### Source extract

Sic transit gloria mundi
How doth the busy bee
Dum vivimus vivamus
I stay my enemy!
Last night, I had the most peculiar of nightmares.
I woke up this morning in a cold sweat after having a dream involving rallying around my family with a pocket full of shells. I was holed up in a small bar located in what felt like the Deep South, but looked like it was nestled in the midst of the Mojave Desert.
Armed with an old Winchester rifle, I was organizing the defense of a town from a group of religious fanatics who wanted to kill me.
Coincidence or Prescience?
After being roused from my disturbing dream, I could not fall back to sleep, so I checked my email.
What I found was shocking.
For the first time in history, Standard & Poor’s lowered America’s credit rating from AAA to AA+, and warned that a further downgrade to AA was possible.
The agency argued:
“The downgrade reflects our opinion that the fiscal consolidation plan that Congress and the Administration recently agreed to falls short of what, in our view, would be necessary to stabilize the government’s medium-term debt dynamics.”
The agency further maintained:
“The outlook on the long-term rating is negative. We could lower the long-term rating to ‘AA’ within the next two years if we see that less reduction in spending than agreed to, higher interest rates, or new fiscal pressures during the period result in a higher general government debt trajectory than we currently assume in our base case.”

######
### Dataset excerpt

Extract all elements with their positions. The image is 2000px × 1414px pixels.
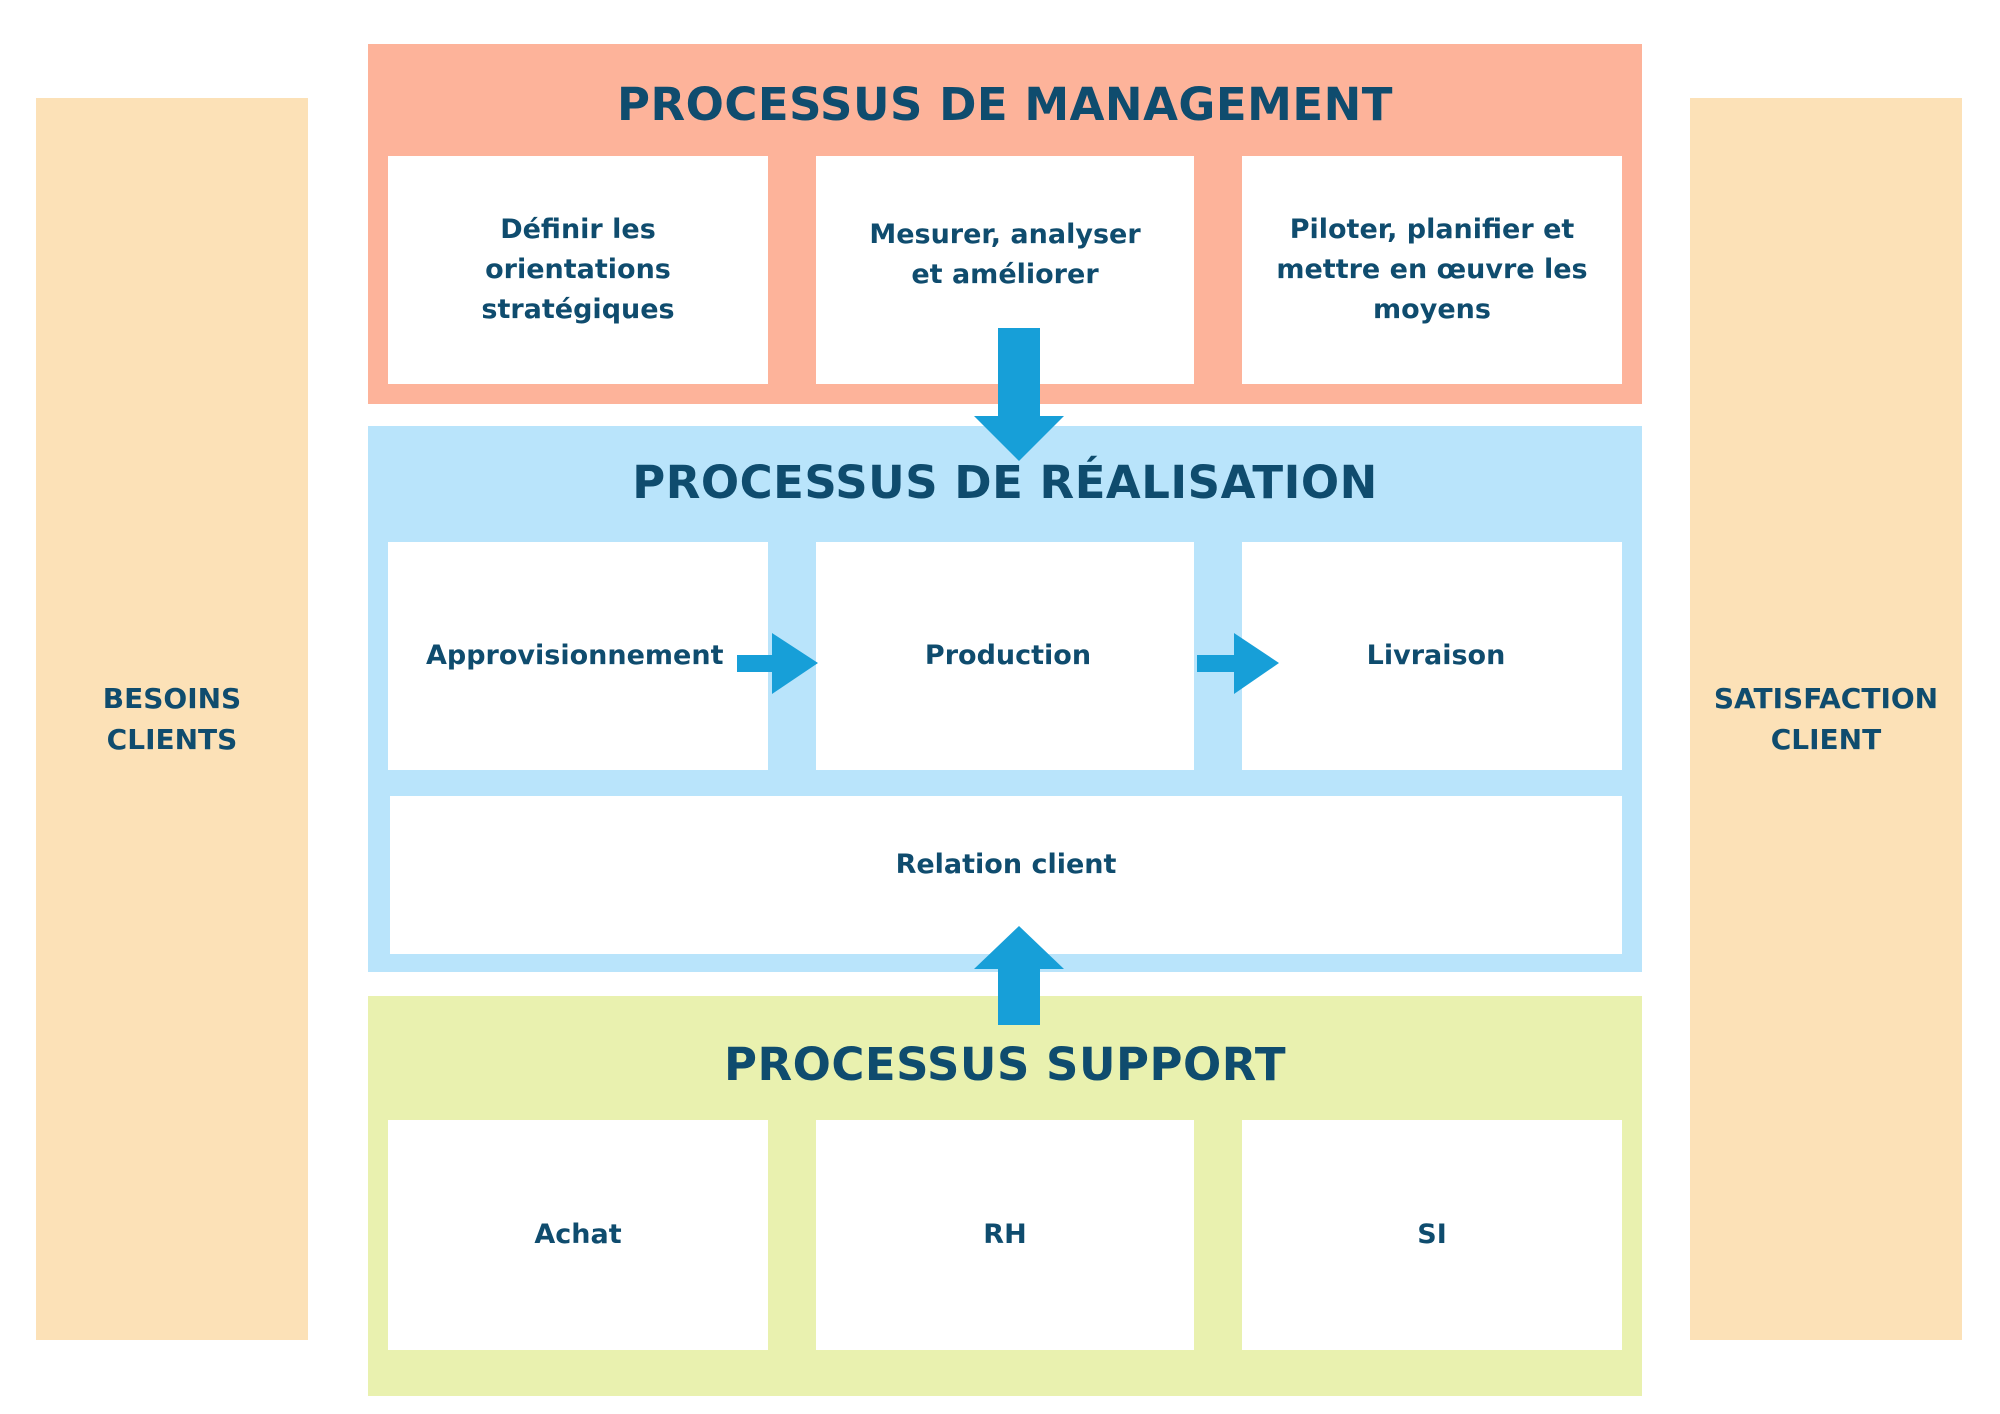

######

Aim A - Print the passage from the post about the S&P downgrade between "Armed with an" and "found was shocking.", inclusive.
Aim B - In the post about the S&P downgrade, to what rating did Standard & Poor's lower America's credit rating?
Aim C - Please carry the post about the S&P downgrade forward from its final sentence.

Exercise output A -
Armed with an old Winchester rifle, I was organizing the defense of a town from a group of religious fanatics who wanted to kill me.
Coincidence or Prescience?
After being roused from my disturbing dream, I could not fall back to sleep, so I checked my email.
What I found was shocking.

Exercise output B - AA+, down from AAA.

Exercise output C -
It turns out that a failure to raise additional revenue, cut entitlement spending, and the general instability of America’s political process drove the downgrade.
In other words, the wing nuts of both parties are putting the country’s financial stability at risk.
While some my argue that this downgrade is largely symbolic, I disagree.
There is a reason S&P announced its decision on a Friday afternoon, after market close.
For the first time in history, U.S. Treasuries are no longer deemed risk free investments.
A lower credit rating implies higher credit yields, because investors will demand a higher return on a riskier asset. As Treasury yields rise, so too will other interest rates ranging from borrowing costs for corporate debt to mortgage rates. Higher interest rates increase borrowing costs, and thereby reduce business investment, and make financing a house less affordable. To sell a home, prices will have to come down further to accommodate higher mortgage rates.
The bottom line is that a downgrade increases the probability that the country will experience a double dip recession.
Furthermore, the U.S. debt rating has been stable for so long, that a change in its status will increase global uncertainty. For instance, in business school, professors teach students to use the 5 or 10-year Treasury rate as the so-called “risk free rate” when valuing companies via the capital asset pricing model (CAPM). Now that U.S. Treasuries are no longer risk free, how does one value an asset without using U.S. Treasuries as the risk free rate? I suppose one should now be using the yield on Canadian, or Australian sovereign debt.
Either way, the glory and prestige of American power is starting to fade.
All Shall Fade
And so passes the glory of America.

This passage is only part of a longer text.